THE REQUEST:
Identify the lines that contain the string "yang", then copy each of them.
* BEGIN DATA SUPPLIED *
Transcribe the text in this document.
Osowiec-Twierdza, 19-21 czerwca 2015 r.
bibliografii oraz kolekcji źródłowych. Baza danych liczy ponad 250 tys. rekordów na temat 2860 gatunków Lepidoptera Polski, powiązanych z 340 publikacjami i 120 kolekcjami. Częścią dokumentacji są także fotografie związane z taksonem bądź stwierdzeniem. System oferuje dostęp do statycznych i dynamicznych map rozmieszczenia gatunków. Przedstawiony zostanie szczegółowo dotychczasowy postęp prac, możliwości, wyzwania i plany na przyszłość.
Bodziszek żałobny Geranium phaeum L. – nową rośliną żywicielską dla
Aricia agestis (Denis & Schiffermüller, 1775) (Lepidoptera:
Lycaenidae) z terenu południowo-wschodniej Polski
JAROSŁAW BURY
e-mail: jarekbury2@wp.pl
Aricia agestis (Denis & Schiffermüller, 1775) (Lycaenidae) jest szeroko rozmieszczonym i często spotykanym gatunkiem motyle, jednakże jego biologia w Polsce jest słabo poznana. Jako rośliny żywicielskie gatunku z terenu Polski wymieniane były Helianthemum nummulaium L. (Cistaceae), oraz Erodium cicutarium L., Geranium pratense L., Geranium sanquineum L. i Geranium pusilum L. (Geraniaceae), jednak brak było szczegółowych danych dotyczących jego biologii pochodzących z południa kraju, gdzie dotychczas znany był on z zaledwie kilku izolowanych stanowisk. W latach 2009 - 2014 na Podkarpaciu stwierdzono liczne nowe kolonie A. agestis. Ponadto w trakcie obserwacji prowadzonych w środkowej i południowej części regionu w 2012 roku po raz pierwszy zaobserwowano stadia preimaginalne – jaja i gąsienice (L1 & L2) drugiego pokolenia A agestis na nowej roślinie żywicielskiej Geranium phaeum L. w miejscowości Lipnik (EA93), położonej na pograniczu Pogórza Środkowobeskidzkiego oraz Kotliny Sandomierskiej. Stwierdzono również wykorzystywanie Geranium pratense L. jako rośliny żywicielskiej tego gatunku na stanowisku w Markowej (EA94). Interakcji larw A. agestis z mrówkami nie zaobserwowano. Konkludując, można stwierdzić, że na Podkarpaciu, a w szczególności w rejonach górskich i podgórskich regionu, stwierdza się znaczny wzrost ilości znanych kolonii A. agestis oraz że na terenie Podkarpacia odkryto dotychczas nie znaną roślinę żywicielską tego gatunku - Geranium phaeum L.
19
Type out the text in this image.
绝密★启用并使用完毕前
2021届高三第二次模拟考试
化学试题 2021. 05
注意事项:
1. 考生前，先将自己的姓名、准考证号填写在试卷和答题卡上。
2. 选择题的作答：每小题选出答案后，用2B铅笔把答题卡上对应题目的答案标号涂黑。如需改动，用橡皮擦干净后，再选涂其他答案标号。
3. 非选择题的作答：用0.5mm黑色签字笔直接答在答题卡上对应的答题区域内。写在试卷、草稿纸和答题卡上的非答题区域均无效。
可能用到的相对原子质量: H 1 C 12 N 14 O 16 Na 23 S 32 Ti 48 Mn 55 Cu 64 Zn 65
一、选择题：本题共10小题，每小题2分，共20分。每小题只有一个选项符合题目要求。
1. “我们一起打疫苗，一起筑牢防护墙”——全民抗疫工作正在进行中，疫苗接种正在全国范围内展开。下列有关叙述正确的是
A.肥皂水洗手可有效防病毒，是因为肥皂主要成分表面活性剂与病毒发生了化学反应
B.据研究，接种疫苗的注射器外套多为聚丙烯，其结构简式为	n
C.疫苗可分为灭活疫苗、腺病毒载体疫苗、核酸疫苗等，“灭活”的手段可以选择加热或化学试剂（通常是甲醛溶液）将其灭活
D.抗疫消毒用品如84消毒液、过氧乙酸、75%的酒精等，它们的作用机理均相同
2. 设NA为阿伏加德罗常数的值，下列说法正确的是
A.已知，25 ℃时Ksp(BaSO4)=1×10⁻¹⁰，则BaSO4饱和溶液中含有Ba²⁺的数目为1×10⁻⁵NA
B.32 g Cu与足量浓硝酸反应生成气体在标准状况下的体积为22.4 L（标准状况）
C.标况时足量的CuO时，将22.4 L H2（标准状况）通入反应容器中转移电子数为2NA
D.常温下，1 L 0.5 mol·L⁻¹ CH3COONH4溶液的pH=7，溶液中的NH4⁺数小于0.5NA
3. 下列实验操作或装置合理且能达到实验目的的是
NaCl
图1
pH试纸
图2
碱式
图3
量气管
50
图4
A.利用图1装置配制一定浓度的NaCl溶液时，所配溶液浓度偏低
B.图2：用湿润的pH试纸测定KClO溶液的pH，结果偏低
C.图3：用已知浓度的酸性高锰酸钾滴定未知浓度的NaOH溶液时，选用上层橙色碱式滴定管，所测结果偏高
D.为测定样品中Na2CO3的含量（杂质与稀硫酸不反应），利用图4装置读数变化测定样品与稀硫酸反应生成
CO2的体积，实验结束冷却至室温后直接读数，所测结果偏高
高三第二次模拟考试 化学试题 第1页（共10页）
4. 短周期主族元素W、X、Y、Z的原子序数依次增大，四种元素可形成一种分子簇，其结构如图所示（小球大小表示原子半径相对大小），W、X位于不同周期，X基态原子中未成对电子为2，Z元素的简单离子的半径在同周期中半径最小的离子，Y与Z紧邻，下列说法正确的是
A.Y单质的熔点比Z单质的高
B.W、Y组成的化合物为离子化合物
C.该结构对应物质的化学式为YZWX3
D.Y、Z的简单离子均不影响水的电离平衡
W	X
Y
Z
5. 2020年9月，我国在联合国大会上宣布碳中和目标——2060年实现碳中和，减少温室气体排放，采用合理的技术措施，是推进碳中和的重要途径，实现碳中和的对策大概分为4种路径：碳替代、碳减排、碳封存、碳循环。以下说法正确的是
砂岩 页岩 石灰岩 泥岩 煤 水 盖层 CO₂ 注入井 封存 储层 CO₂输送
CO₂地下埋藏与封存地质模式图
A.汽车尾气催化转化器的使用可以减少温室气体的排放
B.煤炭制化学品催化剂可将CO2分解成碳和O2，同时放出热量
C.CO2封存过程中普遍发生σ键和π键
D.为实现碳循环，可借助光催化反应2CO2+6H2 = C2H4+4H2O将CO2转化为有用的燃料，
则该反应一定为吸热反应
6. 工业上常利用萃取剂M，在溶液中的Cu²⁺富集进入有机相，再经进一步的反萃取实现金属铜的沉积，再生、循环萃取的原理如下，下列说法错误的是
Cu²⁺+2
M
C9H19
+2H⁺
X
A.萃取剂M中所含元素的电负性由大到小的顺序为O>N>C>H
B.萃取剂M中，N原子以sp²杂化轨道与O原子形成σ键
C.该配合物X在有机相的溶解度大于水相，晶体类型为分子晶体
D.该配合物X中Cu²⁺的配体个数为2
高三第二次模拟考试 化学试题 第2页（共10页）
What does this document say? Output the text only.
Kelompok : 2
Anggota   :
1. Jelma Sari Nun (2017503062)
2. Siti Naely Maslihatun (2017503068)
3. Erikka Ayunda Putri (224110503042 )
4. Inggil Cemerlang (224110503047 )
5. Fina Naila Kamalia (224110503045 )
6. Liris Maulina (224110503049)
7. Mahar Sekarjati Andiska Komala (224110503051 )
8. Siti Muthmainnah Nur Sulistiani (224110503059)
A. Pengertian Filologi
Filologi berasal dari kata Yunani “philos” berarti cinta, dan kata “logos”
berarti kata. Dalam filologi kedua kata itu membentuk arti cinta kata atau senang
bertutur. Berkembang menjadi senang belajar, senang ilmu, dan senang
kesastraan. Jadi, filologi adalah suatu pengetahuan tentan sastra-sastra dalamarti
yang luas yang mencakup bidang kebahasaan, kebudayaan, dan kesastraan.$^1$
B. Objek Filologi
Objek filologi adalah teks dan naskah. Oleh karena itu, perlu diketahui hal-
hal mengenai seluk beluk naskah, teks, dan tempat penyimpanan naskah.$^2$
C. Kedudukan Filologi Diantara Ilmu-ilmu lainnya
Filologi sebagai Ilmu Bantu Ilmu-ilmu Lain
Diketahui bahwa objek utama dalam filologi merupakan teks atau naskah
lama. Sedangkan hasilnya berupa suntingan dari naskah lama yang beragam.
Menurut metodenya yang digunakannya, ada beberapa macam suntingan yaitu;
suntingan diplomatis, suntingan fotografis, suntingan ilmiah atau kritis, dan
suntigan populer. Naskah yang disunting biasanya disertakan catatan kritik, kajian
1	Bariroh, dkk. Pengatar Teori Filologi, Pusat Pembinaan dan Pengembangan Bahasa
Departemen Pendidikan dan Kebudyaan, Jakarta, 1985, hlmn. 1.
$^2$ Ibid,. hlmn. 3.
* END DATA SUPPLIED *
CORRECT RESPONSE:
yang luas yang mencakup bidang kebahasaan, kebudayaan, dan kesastraan.$^1$
lama. Sedangkan hasilnya berupa suntingan dari naskah lama yang beragam.
Menurut metodenya yang digunakannya, ada beberapa macam suntingan yaitu;
suntigan populer. Naskah yang disunting biasanya disertakan catatan kritik, kajian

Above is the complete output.